> [AIM]:
Write out all lines holding the word "Settings".

====

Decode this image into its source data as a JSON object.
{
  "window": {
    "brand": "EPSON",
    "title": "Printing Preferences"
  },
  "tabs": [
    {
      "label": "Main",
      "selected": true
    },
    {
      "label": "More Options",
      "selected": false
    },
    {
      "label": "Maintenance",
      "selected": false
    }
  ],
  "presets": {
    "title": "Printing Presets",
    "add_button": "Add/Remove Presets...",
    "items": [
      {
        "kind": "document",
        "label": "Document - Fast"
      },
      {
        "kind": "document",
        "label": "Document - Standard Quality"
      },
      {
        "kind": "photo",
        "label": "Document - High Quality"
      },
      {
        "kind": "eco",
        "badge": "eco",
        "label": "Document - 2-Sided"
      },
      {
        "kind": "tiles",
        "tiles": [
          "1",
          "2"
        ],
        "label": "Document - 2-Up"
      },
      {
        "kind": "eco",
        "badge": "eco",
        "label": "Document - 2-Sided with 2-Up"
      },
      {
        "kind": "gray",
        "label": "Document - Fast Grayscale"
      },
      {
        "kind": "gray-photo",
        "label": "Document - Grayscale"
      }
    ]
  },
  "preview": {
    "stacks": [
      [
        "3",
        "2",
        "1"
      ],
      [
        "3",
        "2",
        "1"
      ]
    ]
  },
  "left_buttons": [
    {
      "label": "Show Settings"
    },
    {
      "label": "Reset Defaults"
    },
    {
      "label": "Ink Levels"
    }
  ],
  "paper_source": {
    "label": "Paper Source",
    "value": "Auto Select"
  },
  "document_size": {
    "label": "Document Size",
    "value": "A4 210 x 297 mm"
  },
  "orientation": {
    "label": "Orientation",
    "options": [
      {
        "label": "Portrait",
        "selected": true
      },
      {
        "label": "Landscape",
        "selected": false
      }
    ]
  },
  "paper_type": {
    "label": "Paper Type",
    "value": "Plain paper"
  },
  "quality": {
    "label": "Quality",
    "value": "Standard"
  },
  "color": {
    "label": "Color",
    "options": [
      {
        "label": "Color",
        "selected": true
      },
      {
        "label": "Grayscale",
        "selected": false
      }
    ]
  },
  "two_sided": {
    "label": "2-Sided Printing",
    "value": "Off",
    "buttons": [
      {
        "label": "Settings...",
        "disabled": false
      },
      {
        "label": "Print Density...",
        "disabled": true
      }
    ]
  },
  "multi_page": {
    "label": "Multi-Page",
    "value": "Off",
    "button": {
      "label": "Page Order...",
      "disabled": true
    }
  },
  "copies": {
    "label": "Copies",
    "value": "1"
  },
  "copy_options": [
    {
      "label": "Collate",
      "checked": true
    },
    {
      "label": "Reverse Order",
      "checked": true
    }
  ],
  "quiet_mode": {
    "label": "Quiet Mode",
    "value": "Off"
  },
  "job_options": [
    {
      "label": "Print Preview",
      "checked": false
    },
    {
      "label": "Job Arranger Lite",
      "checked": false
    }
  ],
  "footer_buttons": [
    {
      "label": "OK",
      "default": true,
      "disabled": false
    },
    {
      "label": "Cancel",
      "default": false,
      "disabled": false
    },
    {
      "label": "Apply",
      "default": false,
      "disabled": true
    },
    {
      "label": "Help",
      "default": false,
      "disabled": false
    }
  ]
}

====

> [TASK ANSWER]:
      "label": "Show Settings"
        "label": "Settings...",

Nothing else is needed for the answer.